● WHAT THE TASK REQUIRES
Copy the records that follow exactly as written, but not their pictures.
+-------+
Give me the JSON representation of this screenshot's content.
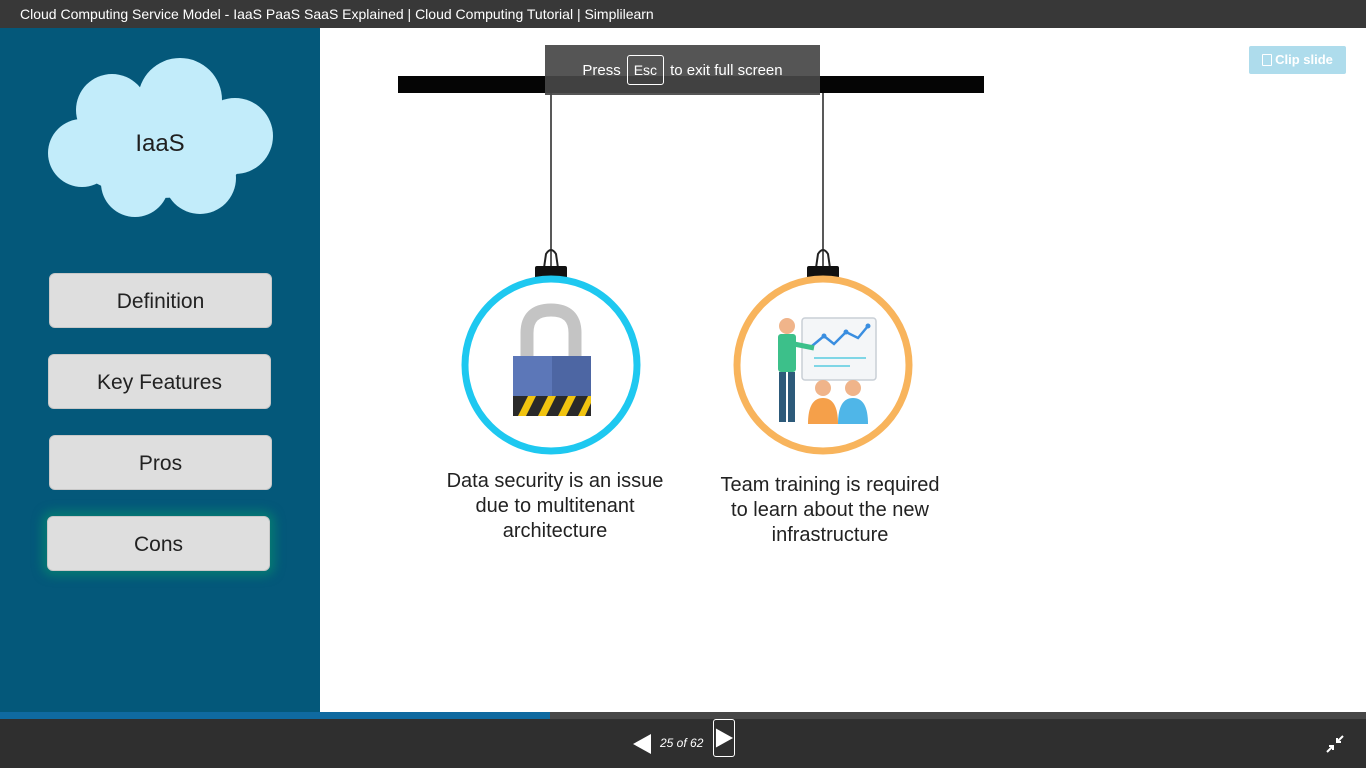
{
  "window": {
    "title": "Cloud Computing Service Model - IaaS PaaS SaaS Explained | Cloud Computing Tutorial | Simplilearn"
  },
  "sidebar": {
    "cloud_label": "IaaS",
    "items": [
      {
        "label": "Definition"
      },
      {
        "label": "Key Features"
      },
      {
        "label": "Pros"
      },
      {
        "label": "Cons",
        "active": true
      }
    ]
  },
  "fullscreen_notice": {
    "prefix": "Press",
    "key": "Esc",
    "suffix": "to exit full screen"
  },
  "clip_slide": {
    "label": "Clip slide",
    "icon": "clip-icon"
  },
  "slide": {
    "items": [
      {
        "icon": "padlock-icon",
        "ring_color": "#1ec8f0",
        "caption_lines": [
          "Data security is an issue",
          "due to multitenant",
          "architecture"
        ]
      },
      {
        "icon": "team-training-icon",
        "ring_color": "#f8b45c",
        "caption_lines": [
          "Team training is required",
          "to learn about the new",
          "infrastructure"
        ]
      }
    ]
  },
  "player": {
    "current_page": 25,
    "total_pages": 62,
    "page_text": "25 of 62",
    "progress": 0.403
  },
  "colors": {
    "sidebar": "#04587a",
    "cloud": "#c2ecfa",
    "accent": "#0f6aa0"
  }
}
+-------+
● TASK SOLUTION
Give me the JSON representation of this screenshot's content.
{
  "window": {
    "title": "Cloud Computing Service Model - IaaS PaaS SaaS Explained | Cloud Computing Tutorial | Simplilearn"
  },
  "sidebar": {
    "cloud_label": "IaaS",
    "items": [
      {
        "label": "Definition"
      },
      {
        "label": "Key Features"
      },
      {
        "label": "Pros"
      },
      {
        "label": "Cons",
        "active": true
      }
    ]
  },
  "fullscreen_notice": {
    "prefix": "Press",
    "key": "Esc",
    "suffix": "to exit full screen"
  },
  "clip_slide": {
    "label": "Clip slide",
    "icon": "clip-icon"
  },
  "slide": {
    "items": [
      {
        "icon": "padlock-icon",
        "ring_color": "#1ec8f0",
        "caption_lines": [
          "Data security is an issue",
          "due to multitenant",
          "architecture"
        ]
      },
      {
        "icon": "team-training-icon",
        "ring_color": "#f8b45c",
        "caption_lines": [
          "Team training is required",
          "to learn about the new",
          "infrastructure"
        ]
      }
    ]
  },
  "player": {
    "current_page": 25,
    "total_pages": 62,
    "page_text": "25 of 62",
    "progress": 0.403
  },
  "colors": {
    "sidebar": "#04587a",
    "cloud": "#c2ecfa",
    "accent": "#0f6aa0"
  }
}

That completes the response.